» **Written task**
Leaving the pictures aside, transcribe every line below exactly.

[Entries taken from a collection]

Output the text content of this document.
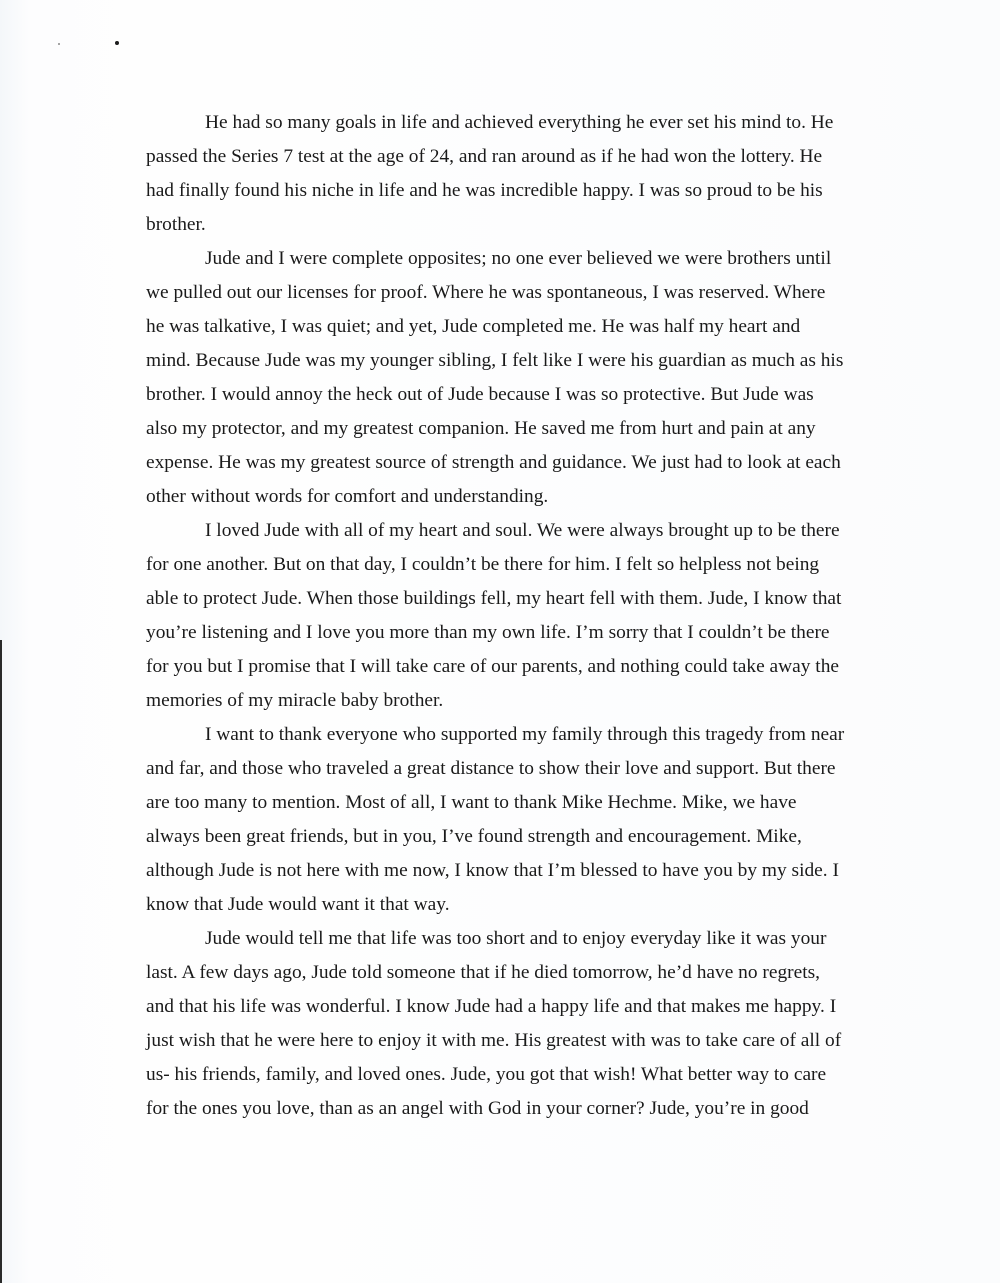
He had so many goals in life and achieved everything he ever set his mind to. He
passed the Series 7 test at the age of 24, and ran around as if he had won the lottery. He
had finally found his niche in life and he was incredible happy. I was so proud to be his
brother.
Jude and I were complete opposites; no one ever believed we were brothers until
we pulled out our licenses for proof. Where he was spontaneous, I was reserved. Where
he was talkative, I was quiet; and yet, Jude completed me. He was half my heart and
mind. Because Jude was my younger sibling, I felt like I were his guardian as much as his
brother. I would annoy the heck out of Jude because I was so protective. But Jude was
also my protector, and my greatest companion. He saved me from hurt and pain at any
expense. He was my greatest source of strength and guidance. We just had to look at each
other without words for comfort and understanding.
I loved Jude with all of my heart and soul. We were always brought up to be there
for one another. But on that day, I couldn’t be there for him. I felt so helpless not being
able to protect Jude. When those buildings fell, my heart fell with them. Jude, I know that
you’re listening and I love you more than my own life. I’m sorry that I couldn’t be there
for you but I promise that I will take care of our parents, and nothing could take away the
memories of my miracle baby brother.
I want to thank everyone who supported my family through this tragedy from near
and far, and those who traveled a great distance to show their love and support. But there
are too many to mention. Most of all, I want to thank Mike Hechme. Mike, we have
always been great friends, but in you, I’ve found strength and encouragement. Mike,
although Jude is not here with me now, I know that I’m blessed to have you by my side. I
know that Jude would want it that way.
Jude would tell me that life was too short and to enjoy everyday like it was your
last. A few days ago, Jude told someone that if he died tomorrow, he’d have no regrets,
and that his life was wonderful. I know Jude had a happy life and that makes me happy. I
just wish that he were here to enjoy it with me. His greatest with was to take care of all of
us- his friends, family, and loved ones. Jude, you got that wish! What better way to care
for the ones you love, than as an angel with God in your corner? Jude, you’re in good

» **Exercise result**
Output the text content of this document.
He had so many goals in life and achieved everything he ever set his mind to. He
passed the Series 7 test at the age of 24, and ran around as if he had won the lottery. He
had finally found his niche in life and he was incredible happy. I was so proud to be his
brother.
Jude and I were complete opposites; no one ever believed we were brothers until
we pulled out our licenses for proof. Where he was spontaneous, I was reserved. Where
he was talkative, I was quiet; and yet, Jude completed me. He was half my heart and
mind. Because Jude was my younger sibling, I felt like I were his guardian as much as his
brother. I would annoy the heck out of Jude because I was so protective. But Jude was
also my protector, and my greatest companion. He saved me from hurt and pain at any
expense. He was my greatest source of strength and guidance. We just had to look at each
other without words for comfort and understanding.
I loved Jude with all of my heart and soul. We were always brought up to be there
for one another. But on that day, I couldn’t be there for him. I felt so helpless not being
able to protect Jude. When those buildings fell, my heart fell with them. Jude, I know that
you’re listening and I love you more than my own life. I’m sorry that I couldn’t be there
for you but I promise that I will take care of our parents, and nothing could take away the
memories of my miracle baby brother.
I want to thank everyone who supported my family through this tragedy from near
and far, and those who traveled a great distance to show their love and support. But there
are too many to mention. Most of all, I want to thank Mike Hechme. Mike, we have
always been great friends, but in you, I’ve found strength and encouragement. Mike,
although Jude is not here with me now, I know that I’m blessed to have you by my side. I
know that Jude would want it that way.
Jude would tell me that life was too short and to enjoy everyday like it was your
last. A few days ago, Jude told someone that if he died tomorrow, he’d have no regrets,
and that his life was wonderful. I know Jude had a happy life and that makes me happy. I
just wish that he were here to enjoy it with me. His greatest with was to take care of all of
us- his friends, family, and loved ones. Jude, you got that wish! What better way to care
for the ones you love, than as an angel with God in your corner? Jude, you’re in good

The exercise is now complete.